> REQUIREMENTS
Collect each line of the records containing the string "from".

> DATA SECTION
########################################

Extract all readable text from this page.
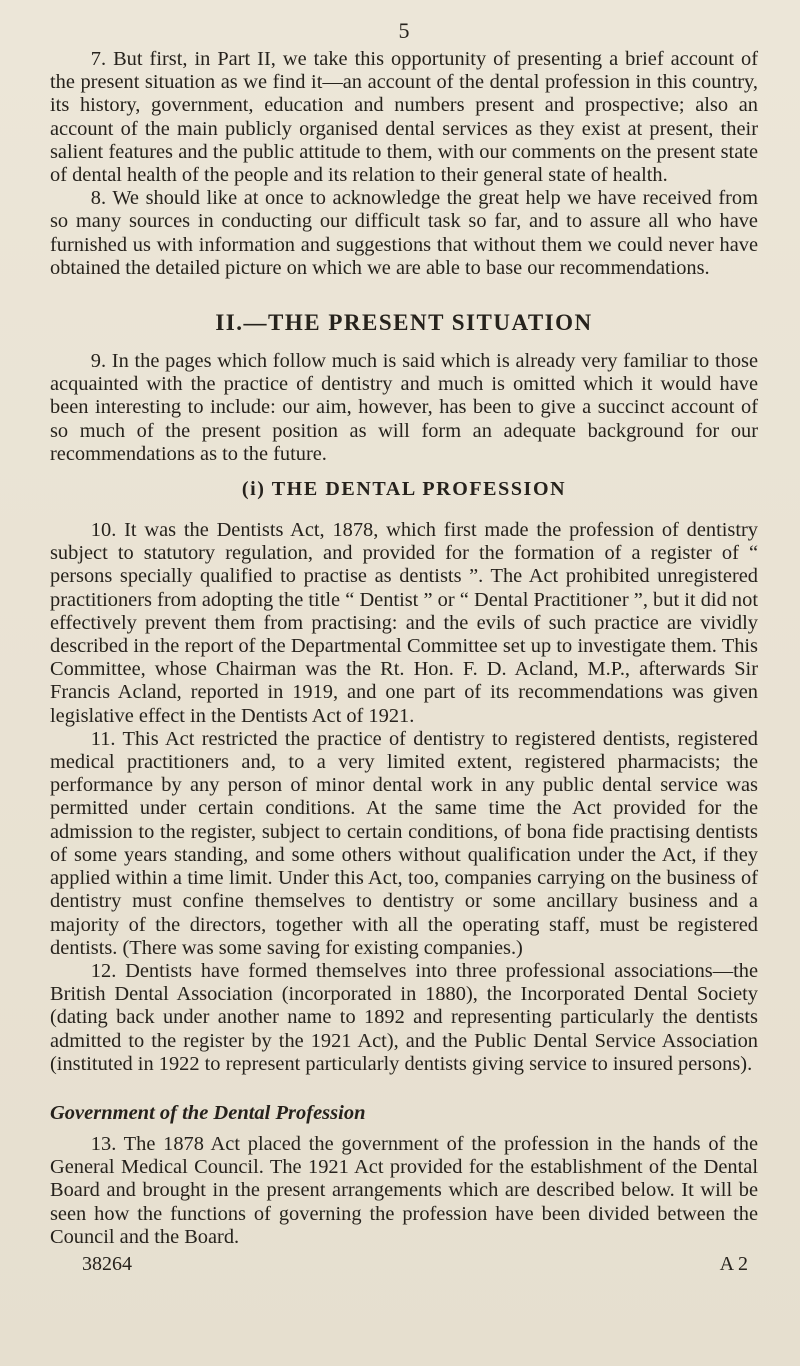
5

7. But first, in Part II, we take this opportunity of presenting a brief account of the present situation as we find it—an account of the dental profession in this country, its history, government, education and numbers present and prospective; also an account of the main publicly organised dental services as they exist at present, their salient features and the public attitude to them, with our comments on the present state of dental health of the people and its relation to their general state of health.

8. We should like at once to acknowledge the great help we have received from so many sources in conducting our difficult task so far, and to assure all who have furnished us with information and suggestions that without them we could never have obtained the detailed picture on which we are able to base our recommendations.

II.—THE PRESENT SITUATION

9. In the pages which follow much is said which is already very familiar to those acquainted with the practice of dentistry and much is omitted which it would have been interesting to include: our aim, however, has been to give a succinct account of so much of the present position as will form an adequate background for our recommendations as to the future.

(i) THE DENTAL PROFESSION

10. It was the Dentists Act, 1878, which first made the profession of dentistry subject to statutory regulation, and provided for the formation of a register of “ persons specially qualified to practise as dentists ”. The Act prohibited unregistered practitioners from adopting the title “ Dentist ” or “ Dental Practitioner ”, but it did not effectively prevent them from practising: and the evils of such practice are vividly described in the report of the Departmental Committee set up to investigate them. This Committee, whose Chairman was the Rt. Hon. F. D. Acland, M.P., afterwards Sir Francis Acland, reported in 1919, and one part of its recommendations was given legislative effect in the Dentists Act of 1921.

11. This Act restricted the practice of dentistry to registered dentists, registered medical practitioners and, to a very limited extent, registered pharmacists; the performance by any person of minor dental work in any public dental service was permitted under certain conditions. At the same time the Act provided for the admission to the register, subject to certain conditions, of bona fide practising dentists of some years standing, and some others without qualification under the Act, if they applied within a time limit. Under this Act, too, companies carrying on the business of dentistry must confine themselves to dentistry or some ancillary business and a majority of the directors, together with all the operating staff, must be registered dentists. (There was some saving for existing companies.)

12. Dentists have formed themselves into three professional associations—the British Dental Association (incorporated in 1880), the Incorporated Dental Society (dating back under another name to 1892 and representing particularly the dentists admitted to the register by the 1921 Act), and the Public Dental Service Association (instituted in 1922 to represent particularly dentists giving service to insured persons).

Government of the Dental Profession

13. The 1878 Act placed the government of the profession in the hands of the General Medical Council. The 1921 Act provided for the establishment of the Dental Board and brought in the present arrangements which are described below. It will be seen how the functions of governing the profession have been divided between the Council and the Board.

38264	A 2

########################################

> ANSWER TO THIS EXERCISE
Extract all readable text from this page.
8. We should like at once to acknowledge the great help we have received from so many sources in conducting our difficult task so far, and to assure all who have furnished us with information and suggestions that without them we could never have obtained the detailed picture on which we are able to base our recommendations.
10. It was the Dentists Act, 1878, which first made the profession of dentistry subject to statutory regulation, and provided for the formation of a register of “ persons specially qualified to practise as dentists ”. The Act prohibited unregistered practitioners from adopting the title “ Dentist ” or “ Dental Practitioner ”, but it did not effectively prevent them from practising: and the evils of such practice are vividly described in the report of the Departmental Committee set up to investigate them. This Committee, whose Chairman was the Rt. Hon. F. D. Acland, M.P., afterwards Sir Francis Acland, reported in 1919, and one part of its recommendations was given legislative effect in the Dentists Act of 1921.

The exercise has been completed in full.